Be interested to see what you come up with. I had a feeling the iStreamer wouldn't actually have much kit inside and the casing would be more 'for show'. I know from the CLAS thread that there are certain requirements for something to be approved by Apple when it comes to doing the decoding thing and being 'certified for ixxx', I don't what they are though.


----------



## chowyeung

Does HP-P1 support iPad1 or iPad2 ?


----------



## estreeter

http://www.headfonia.com/the-fostex-hp-p1/
   
  I'm not going to quote from Mike's article at Headfonia, but he seems to be saying this:
   
  - the DAC in the HP-P1 is appreciably better than the DAC in the CLAS
  - the amp in the HP-P1 is very good, even used from the analog input
  - $799 isnt cheap, but its not a fortune for a *game changer*
   
  I know - lies, damned lies and hype - but it might be the very device that some here have been bleating about : a Solo without the need for an external amp. Just plug your 240GB Classic in one end and your phones in the other. Theoretically, it doesnt get any better.

* REQUIREMENT A *
Quote the part of the forum thread starting at "## estreeter" and ending at "get any better.".
The records that come next are unrelated to the forum thread above.

Extracted records:
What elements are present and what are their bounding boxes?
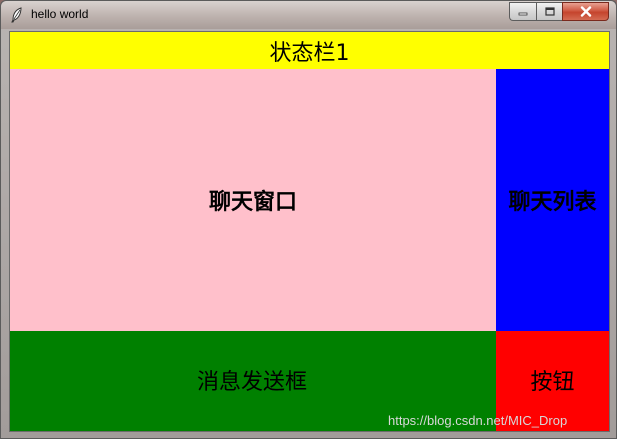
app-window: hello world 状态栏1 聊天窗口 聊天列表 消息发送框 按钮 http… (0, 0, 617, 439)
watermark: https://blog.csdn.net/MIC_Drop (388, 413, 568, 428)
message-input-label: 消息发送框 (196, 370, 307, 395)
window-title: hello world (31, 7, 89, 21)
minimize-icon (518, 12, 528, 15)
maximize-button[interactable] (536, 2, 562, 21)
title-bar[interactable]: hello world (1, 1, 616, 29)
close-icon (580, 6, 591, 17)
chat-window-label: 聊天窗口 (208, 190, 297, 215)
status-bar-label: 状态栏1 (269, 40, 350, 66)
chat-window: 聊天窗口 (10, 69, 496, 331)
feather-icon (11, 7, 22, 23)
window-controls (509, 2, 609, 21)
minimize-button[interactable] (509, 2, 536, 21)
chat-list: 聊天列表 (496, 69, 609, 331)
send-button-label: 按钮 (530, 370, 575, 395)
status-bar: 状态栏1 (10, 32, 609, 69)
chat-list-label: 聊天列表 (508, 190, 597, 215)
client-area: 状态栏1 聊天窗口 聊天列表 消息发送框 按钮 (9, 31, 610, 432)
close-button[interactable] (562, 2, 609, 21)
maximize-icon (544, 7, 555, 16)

==

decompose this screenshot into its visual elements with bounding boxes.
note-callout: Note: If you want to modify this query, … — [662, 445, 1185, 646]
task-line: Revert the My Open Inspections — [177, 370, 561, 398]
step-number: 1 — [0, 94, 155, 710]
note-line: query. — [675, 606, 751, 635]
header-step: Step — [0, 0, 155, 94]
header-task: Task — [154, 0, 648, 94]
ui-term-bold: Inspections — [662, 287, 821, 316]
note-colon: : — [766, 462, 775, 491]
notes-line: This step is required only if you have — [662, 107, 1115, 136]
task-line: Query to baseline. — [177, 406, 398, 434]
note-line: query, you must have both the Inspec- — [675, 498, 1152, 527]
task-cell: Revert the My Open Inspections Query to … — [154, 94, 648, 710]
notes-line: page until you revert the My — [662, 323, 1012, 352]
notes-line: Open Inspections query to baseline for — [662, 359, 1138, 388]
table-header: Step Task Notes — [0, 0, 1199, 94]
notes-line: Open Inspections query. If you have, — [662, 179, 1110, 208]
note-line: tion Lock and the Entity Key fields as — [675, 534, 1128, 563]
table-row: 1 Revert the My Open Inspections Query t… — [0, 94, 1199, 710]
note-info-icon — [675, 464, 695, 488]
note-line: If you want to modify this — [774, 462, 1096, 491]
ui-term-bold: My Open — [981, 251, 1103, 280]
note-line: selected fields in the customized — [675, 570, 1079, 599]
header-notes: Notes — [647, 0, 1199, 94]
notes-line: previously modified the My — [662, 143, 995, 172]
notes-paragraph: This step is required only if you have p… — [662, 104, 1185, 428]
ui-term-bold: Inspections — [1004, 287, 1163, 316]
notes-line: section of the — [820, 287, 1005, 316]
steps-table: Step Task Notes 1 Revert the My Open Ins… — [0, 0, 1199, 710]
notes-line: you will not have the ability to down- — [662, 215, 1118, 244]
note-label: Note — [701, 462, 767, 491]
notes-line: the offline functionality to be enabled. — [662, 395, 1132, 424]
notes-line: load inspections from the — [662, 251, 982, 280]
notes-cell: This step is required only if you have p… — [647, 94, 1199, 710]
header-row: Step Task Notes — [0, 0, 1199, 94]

---

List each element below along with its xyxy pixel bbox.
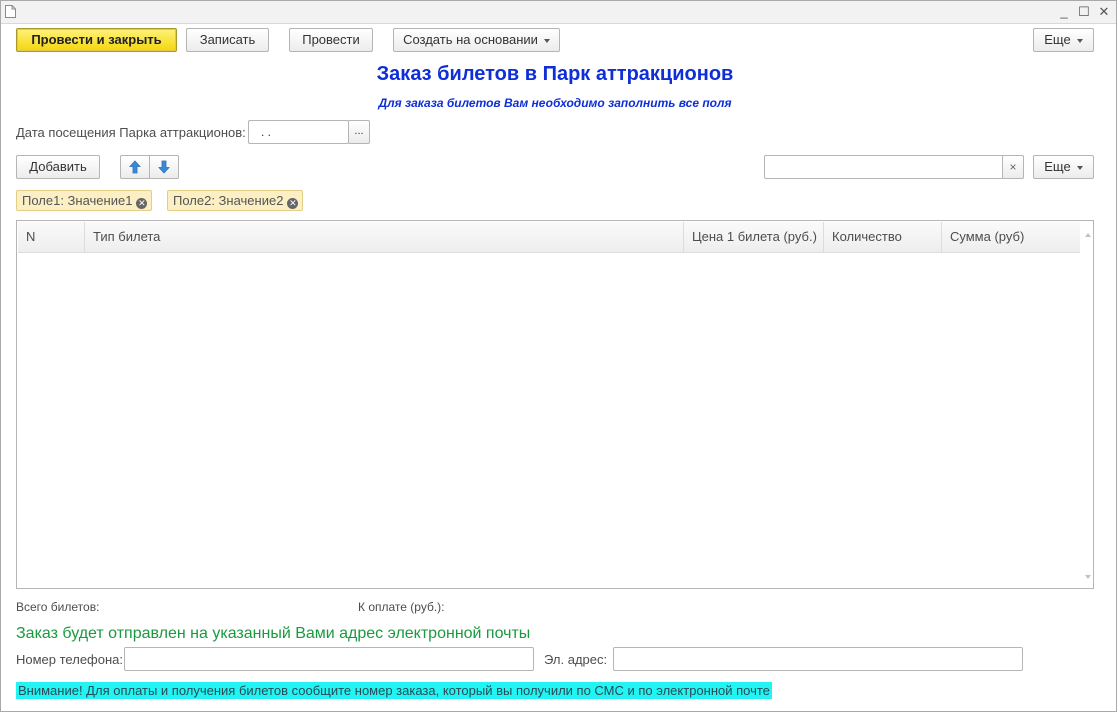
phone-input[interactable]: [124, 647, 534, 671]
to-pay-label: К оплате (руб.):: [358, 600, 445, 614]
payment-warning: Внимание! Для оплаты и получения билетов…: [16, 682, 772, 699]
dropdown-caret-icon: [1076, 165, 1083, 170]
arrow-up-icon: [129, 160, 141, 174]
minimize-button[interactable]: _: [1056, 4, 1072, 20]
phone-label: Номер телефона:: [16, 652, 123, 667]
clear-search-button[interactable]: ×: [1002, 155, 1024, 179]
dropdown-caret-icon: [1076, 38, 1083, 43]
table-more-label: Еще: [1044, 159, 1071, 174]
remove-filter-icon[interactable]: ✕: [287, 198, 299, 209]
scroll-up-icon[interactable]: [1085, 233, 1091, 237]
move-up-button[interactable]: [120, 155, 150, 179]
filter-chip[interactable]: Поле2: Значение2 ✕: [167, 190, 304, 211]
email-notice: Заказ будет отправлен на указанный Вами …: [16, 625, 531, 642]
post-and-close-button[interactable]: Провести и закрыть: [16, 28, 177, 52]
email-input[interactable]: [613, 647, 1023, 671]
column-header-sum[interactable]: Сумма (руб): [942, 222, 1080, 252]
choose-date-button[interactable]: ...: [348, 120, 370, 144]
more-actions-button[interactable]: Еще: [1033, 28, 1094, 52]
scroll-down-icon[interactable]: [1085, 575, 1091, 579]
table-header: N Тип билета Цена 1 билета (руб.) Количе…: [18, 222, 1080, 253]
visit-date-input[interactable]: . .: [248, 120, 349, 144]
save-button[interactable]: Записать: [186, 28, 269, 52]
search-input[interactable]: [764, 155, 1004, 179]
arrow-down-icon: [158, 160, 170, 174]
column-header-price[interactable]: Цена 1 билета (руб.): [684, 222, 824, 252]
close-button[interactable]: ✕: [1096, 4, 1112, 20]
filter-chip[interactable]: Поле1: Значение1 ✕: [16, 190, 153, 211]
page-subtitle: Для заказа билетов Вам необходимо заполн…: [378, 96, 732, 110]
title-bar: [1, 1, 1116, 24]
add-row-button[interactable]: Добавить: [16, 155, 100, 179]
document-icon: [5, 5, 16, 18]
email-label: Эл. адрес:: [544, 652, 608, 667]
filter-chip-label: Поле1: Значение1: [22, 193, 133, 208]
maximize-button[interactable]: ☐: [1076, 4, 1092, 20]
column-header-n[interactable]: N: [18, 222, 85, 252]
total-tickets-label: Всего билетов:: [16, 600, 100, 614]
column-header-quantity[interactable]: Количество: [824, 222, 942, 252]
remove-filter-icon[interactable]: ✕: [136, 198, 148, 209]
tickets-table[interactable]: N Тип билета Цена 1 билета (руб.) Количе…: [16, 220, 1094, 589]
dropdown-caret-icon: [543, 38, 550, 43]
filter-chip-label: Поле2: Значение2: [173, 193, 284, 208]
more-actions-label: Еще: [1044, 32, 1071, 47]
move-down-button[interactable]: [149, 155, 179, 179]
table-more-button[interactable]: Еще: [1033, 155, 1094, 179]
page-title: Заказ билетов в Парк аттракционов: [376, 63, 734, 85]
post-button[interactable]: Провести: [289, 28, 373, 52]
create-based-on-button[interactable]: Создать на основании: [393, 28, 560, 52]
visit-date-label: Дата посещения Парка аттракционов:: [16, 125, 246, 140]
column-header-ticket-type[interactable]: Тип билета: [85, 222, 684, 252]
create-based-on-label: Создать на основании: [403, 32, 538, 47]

* REQUIREMENT B *
Print the lines of the extracted records starting at the line containing "decompose this screenshot" and ending at the line containing "header-step: Step — [0, 0, 155, 94]".

* CORRECT ANSWER A *
## estreeter

http://www.headfonia.com/the-fostex-hp-p1/
   
  I'm not going to quote from Mike's article at Headfonia, but he seems to be saying this:
   
  - the DAC in the HP-P1 is appreciably better than the DAC in the CLAS
  - the amp in the HP-P1 is very good, even used from the analog input
  - $799 isnt cheap, but its not a fortune for a *game changer*
   
  I know - lies, damned lies and hype - but it might be the very device that some here have been bleating about : a Solo without the need for an external amp. Just plug your 240GB Classic in one end and your phones in the other. Theoretically, it doesnt get any better.

* CORRECT ANSWER B *
decompose this screenshot into its visual elements with bounding boxes.
note-callout: Note: If you want to modify this query, … — [662, 445, 1185, 646]
task-line: Revert the My Open Inspections — [177, 370, 561, 398]
step-number: 1 — [0, 94, 155, 710]
note-line: query. — [675, 606, 751, 635]
header-step: Step — [0, 0, 155, 94]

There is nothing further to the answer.